■ TASK GOAL: Make a verbatim copy of the entries below; pictures stay out.

— start of TASK DATA —

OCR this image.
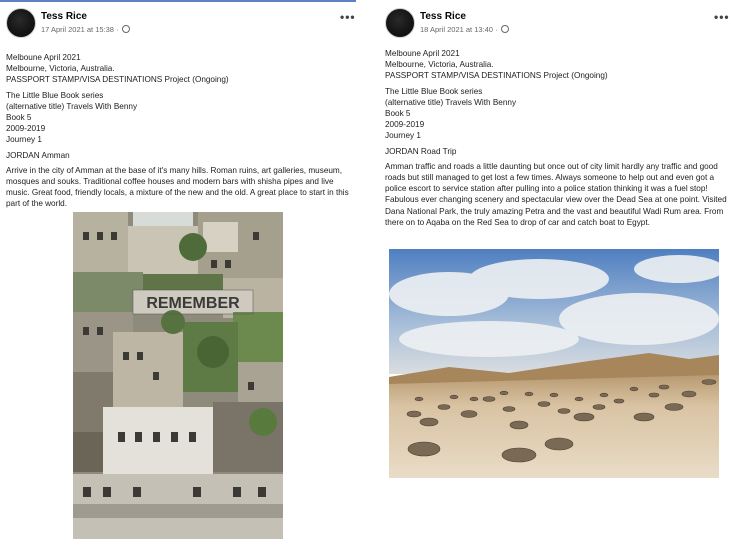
Tess Rice
17 April 2021 at 15:38 ·
•••

Melboune April 2021

Melbourne, Victoria, Australia.

PASSPORT STAMP/VISA DESTINATIONS Project (Ongoing)

The Little Blue Book series

(alternative title) Travels With Benny

Book 5

2009-2019

Journey 1

JORDAN Amman

Arrive in the city of Amman at the base of it's many hills. Roman ruins, art galleries, museum, mosques and souks. Traditional coffee houses and modern bars with shisha pipes and live music. Great food, friendly locals, a mixture of the new and the old. A great place to start in this part of the world.

REMEMBER
Tess Rice
18 April 2021 at 13:40 ·
•••

Melboune April 2021

Melbourne, Victoria, Australia.

PASSPORT STAMP/VISA DESTINATIONS Project (Ongoing)

The Little Blue Book series

(alternative title) Travels With Benny

Book 5

2009-2019

Journey 1

JORDAN Road Trip

Amman traffic and roads a little daunting but once out of city limit hardly any traffic and good roads but still managed to get lost a few times. Always someone to help out and even got a police escort to service station after pulling into a police station thinking it was a fuel stop!

Fabulous ever changing scenery and spectacular view over the Dead Sea at one point. Visited Dana National Park, the truly amazing Petra and the vast and beautiful Wadi Rum area. From there on to Aqaba on the Red Sea to drop of car and catch boat to Egypt.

— end of TASK DATA —

■ CORRECT RESULT:
OCR this image.
Tess Rice
17 April 2021 at 15:38 ·
•••

Melboune April 2021

Melbourne, Victoria, Australia.

PASSPORT STAMP/VISA DESTINATIONS Project (Ongoing)

The Little Blue Book series

(alternative title) Travels With Benny

Book 5

2009-2019

Journey 1

JORDAN Amman

Arrive in the city of Amman at the base of it's many hills. Roman ruins, art galleries, museum, mosques and souks. Traditional coffee houses and modern bars with shisha pipes and live music. Great food, friendly locals, a mixture of the new and the old. A great place to start in this part of the world.

REMEMBER
Tess Rice
18 April 2021 at 13:40 ·
•••

Melboune April 2021

Melbourne, Victoria, Australia.

PASSPORT STAMP/VISA DESTINATIONS Project (Ongoing)

The Little Blue Book series

(alternative title) Travels With Benny

Book 5

2009-2019

Journey 1

JORDAN Road Trip

Amman traffic and roads a little daunting but once out of city limit hardly any traffic and good roads but still managed to get lost a few times. Always someone to help out and even got a police escort to service station after pulling into a police station thinking it was a fuel stop!

Fabulous ever changing scenery and spectacular view over the Dead Sea at one point. Visited Dana National Park, the truly amazing Petra and the vast and beautiful Wadi Rum area. From there on to Aqaba on the Red Sea to drop of car and catch boat to Egypt.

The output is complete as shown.